> _Set exercise_: Print the records below exactly as they appear.

> _Provided records_:
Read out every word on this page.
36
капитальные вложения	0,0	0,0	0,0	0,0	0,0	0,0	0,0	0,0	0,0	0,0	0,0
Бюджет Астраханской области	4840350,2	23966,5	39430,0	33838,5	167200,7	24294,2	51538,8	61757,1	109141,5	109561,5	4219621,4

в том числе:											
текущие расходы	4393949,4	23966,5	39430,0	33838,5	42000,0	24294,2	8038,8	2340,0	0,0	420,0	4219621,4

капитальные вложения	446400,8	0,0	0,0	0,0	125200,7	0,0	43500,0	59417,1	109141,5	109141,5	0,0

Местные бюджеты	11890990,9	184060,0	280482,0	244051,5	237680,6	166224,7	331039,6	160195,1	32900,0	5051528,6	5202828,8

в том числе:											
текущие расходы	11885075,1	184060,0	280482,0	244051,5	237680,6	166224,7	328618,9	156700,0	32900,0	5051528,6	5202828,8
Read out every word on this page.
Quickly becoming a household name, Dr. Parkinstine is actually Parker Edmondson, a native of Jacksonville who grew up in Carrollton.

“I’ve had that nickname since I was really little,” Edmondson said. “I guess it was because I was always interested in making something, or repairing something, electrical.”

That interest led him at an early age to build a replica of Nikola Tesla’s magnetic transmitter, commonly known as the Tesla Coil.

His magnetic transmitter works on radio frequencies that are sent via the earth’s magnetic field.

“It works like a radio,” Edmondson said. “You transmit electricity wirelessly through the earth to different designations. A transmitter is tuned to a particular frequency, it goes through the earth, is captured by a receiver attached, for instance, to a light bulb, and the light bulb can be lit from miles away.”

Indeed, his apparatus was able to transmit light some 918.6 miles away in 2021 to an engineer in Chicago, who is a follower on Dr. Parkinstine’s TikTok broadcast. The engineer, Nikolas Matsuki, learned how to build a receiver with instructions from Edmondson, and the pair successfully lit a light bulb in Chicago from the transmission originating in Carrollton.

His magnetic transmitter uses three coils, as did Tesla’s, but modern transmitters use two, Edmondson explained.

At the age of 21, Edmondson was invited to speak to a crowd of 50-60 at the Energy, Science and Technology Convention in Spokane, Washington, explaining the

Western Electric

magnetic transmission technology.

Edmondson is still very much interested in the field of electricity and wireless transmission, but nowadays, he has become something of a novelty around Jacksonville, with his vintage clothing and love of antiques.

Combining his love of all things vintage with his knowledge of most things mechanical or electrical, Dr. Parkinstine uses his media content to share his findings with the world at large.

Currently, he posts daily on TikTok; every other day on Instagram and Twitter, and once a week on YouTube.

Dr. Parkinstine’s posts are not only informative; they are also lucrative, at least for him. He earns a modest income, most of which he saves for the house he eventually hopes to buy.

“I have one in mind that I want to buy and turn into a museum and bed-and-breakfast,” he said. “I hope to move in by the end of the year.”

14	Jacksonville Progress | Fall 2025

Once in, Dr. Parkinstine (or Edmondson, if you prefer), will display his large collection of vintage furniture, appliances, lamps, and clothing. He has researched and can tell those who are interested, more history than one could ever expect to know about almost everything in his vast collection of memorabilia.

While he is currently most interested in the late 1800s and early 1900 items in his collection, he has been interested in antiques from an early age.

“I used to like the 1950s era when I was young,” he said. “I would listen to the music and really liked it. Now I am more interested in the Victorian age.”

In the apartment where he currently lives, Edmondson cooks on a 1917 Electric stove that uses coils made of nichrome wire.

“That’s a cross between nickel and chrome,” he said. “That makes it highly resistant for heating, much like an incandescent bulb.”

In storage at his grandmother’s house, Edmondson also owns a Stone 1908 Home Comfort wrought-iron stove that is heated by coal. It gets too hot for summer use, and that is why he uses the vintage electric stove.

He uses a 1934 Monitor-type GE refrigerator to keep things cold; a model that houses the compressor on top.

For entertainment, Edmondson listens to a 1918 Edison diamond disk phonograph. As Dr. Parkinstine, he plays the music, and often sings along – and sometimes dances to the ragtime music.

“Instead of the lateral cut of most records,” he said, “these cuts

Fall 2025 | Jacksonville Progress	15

> _The reply_:
Read out every word on this page.
36
капитальные вложения	0,0	0,0	0,0	0,0	0,0	0,0	0,0	0,0	0,0	0,0	0,0
Бюджет Астраханской области	4840350,2	23966,5	39430,0	33838,5	167200,7	24294,2	51538,8	61757,1	109141,5	109561,5	4219621,4

в том числе:											
текущие расходы	4393949,4	23966,5	39430,0	33838,5	42000,0	24294,2	8038,8	2340,0	0,0	420,0	4219621,4

капитальные вложения	446400,8	0,0	0,0	0,0	125200,7	0,0	43500,0	59417,1	109141,5	109141,5	0,0

Местные бюджеты	11890990,9	184060,0	280482,0	244051,5	237680,6	166224,7	331039,6	160195,1	32900,0	5051528,6	5202828,8

в том числе:											
текущие расходы	11885075,1	184060,0	280482,0	244051,5	237680,6	166224,7	328618,9	156700,0	32900,0	5051528,6	5202828,8
Read out every word on this page.
Quickly becoming a household name, Dr. Parkinstine is actually Parker Edmondson, a native of Jacksonville who grew up in Carrollton.

“I’ve had that nickname since I was really little,” Edmondson said. “I guess it was because I was always interested in making something, or repairing something, electrical.”

That interest led him at an early age to build a replica of Nikola Tesla’s magnetic transmitter, commonly known as the Tesla Coil.

His magnetic transmitter works on radio frequencies that are sent via the earth’s magnetic field.

“It works like a radio,” Edmondson said. “You transmit electricity wirelessly through the earth to different designations. A transmitter is tuned to a particular frequency, it goes through the earth, is captured by a receiver attached, for instance, to a light bulb, and the light bulb can be lit from miles away.”

Indeed, his apparatus was able to transmit light some 918.6 miles away in 2021 to an engineer in Chicago, who is a follower on Dr. Parkinstine’s TikTok broadcast. The engineer, Nikolas Matsuki, learned how to build a receiver with instructions from Edmondson, and the pair successfully lit a light bulb in Chicago from the transmission originating in Carrollton.

His magnetic transmitter uses three coils, as did Tesla’s, but modern transmitters use two, Edmondson explained.

At the age of 21, Edmondson was invited to speak to a crowd of 50-60 at the Energy, Science and Technology Convention in Spokane, Washington, explaining the

Western Electric

magnetic transmission technology.

Edmondson is still very much interested in the field of electricity and wireless transmission, but nowadays, he has become something of a novelty around Jacksonville, with his vintage clothing and love of antiques.

Combining his love of all things vintage with his knowledge of most things mechanical or electrical, Dr. Parkinstine uses his media content to share his findings with the world at large.

Currently, he posts daily on TikTok; every other day on Instagram and Twitter, and once a week on YouTube.

Dr. Parkinstine’s posts are not only informative; they are also lucrative, at least for him. He earns a modest income, most of which he saves for the house he eventually hopes to buy.

“I have one in mind that I want to buy and turn into a museum and bed-and-breakfast,” he said. “I hope to move in by the end of the year.”

14	Jacksonville Progress | Fall 2025

Once in, Dr. Parkinstine (or Edmondson, if you prefer), will display his large collection of vintage furniture, appliances, lamps, and clothing. He has researched and can tell those who are interested, more history than one could ever expect to know about almost everything in his vast collection of memorabilia.

While he is currently most interested in the late 1800s and early 1900 items in his collection, he has been interested in antiques from an early age.

“I used to like the 1950s era when I was young,” he said. “I would listen to the music and really liked it. Now I am more interested in the Victorian age.”

In the apartment where he currently lives, Edmondson cooks on a 1917 Electric stove that uses coils made of nichrome wire.

“That’s a cross between nickel and chrome,” he said. “That makes it highly resistant for heating, much like an incandescent bulb.”

In storage at his grandmother’s house, Edmondson also owns a Stone 1908 Home Comfort wrought-iron stove that is heated by coal. It gets too hot for summer use, and that is why he uses the vintage electric stove.

He uses a 1934 Monitor-type GE refrigerator to keep things cold; a model that houses the compressor on top.

For entertainment, Edmondson listens to a 1918 Edison diamond disk phonograph. As Dr. Parkinstine, he plays the music, and often sings along – and sometimes dances to the ragtime music.

“Instead of the lateral cut of most records,” he said, “these cuts

Fall 2025 | Jacksonville Progress	15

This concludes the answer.